● RECORDED INFORMATION
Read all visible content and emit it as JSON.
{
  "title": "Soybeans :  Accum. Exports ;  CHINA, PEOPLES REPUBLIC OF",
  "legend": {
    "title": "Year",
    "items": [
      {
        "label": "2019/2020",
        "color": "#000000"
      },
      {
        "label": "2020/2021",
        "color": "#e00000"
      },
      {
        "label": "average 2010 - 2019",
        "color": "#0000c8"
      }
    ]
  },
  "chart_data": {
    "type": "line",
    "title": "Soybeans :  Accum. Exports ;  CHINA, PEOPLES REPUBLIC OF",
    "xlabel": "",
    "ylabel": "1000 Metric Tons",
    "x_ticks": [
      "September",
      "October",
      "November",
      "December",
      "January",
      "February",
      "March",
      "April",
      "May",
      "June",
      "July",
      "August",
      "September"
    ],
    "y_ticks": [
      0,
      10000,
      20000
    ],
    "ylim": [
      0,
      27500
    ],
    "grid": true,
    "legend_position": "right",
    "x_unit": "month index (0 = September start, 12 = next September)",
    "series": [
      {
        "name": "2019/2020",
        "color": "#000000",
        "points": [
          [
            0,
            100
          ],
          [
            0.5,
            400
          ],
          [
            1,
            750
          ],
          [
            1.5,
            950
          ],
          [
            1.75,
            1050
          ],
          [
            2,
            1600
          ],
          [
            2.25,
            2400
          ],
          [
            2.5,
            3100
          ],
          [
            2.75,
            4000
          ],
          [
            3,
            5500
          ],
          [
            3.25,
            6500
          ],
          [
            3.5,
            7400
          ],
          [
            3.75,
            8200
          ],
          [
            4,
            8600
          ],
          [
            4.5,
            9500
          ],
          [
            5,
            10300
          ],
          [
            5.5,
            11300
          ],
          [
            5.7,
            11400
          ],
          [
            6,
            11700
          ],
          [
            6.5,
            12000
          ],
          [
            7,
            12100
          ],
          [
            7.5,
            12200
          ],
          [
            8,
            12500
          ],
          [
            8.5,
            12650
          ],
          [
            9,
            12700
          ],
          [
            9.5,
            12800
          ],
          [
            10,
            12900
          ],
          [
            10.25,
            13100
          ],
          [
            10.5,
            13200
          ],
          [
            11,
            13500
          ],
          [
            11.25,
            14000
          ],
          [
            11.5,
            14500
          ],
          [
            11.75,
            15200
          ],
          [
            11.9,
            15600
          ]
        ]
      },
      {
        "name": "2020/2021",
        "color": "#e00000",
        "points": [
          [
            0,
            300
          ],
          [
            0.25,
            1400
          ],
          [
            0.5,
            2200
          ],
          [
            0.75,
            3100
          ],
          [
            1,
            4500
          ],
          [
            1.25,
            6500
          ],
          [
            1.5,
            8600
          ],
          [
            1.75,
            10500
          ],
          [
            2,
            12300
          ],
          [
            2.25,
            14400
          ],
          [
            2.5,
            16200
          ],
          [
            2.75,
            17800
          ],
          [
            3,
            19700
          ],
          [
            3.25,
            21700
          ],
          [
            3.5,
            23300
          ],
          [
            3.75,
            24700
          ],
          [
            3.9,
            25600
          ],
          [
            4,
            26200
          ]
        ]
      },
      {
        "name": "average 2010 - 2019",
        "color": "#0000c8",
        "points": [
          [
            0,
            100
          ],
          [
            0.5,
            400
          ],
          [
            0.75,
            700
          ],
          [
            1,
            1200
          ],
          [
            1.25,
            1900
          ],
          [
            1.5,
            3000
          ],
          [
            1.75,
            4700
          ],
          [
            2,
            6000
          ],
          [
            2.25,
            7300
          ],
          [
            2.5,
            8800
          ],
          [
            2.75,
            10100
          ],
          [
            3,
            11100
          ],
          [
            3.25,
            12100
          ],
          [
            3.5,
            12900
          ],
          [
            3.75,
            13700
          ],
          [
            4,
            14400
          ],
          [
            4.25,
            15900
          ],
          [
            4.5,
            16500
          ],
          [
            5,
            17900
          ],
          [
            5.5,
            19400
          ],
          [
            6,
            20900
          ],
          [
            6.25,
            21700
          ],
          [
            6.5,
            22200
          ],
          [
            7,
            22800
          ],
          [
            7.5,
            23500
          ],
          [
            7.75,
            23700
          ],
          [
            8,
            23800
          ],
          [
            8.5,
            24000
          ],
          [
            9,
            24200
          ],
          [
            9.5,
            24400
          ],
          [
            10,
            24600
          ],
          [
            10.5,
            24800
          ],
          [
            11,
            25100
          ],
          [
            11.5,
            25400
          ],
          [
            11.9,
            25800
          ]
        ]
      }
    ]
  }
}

● STATED PROBLEM
Find every line in the records above that holds the word "September", and copy each one.

● RIGHT ANSWER
      "September",
      "September"
    "x_unit": "month index (0 = September start, 12 = next September)",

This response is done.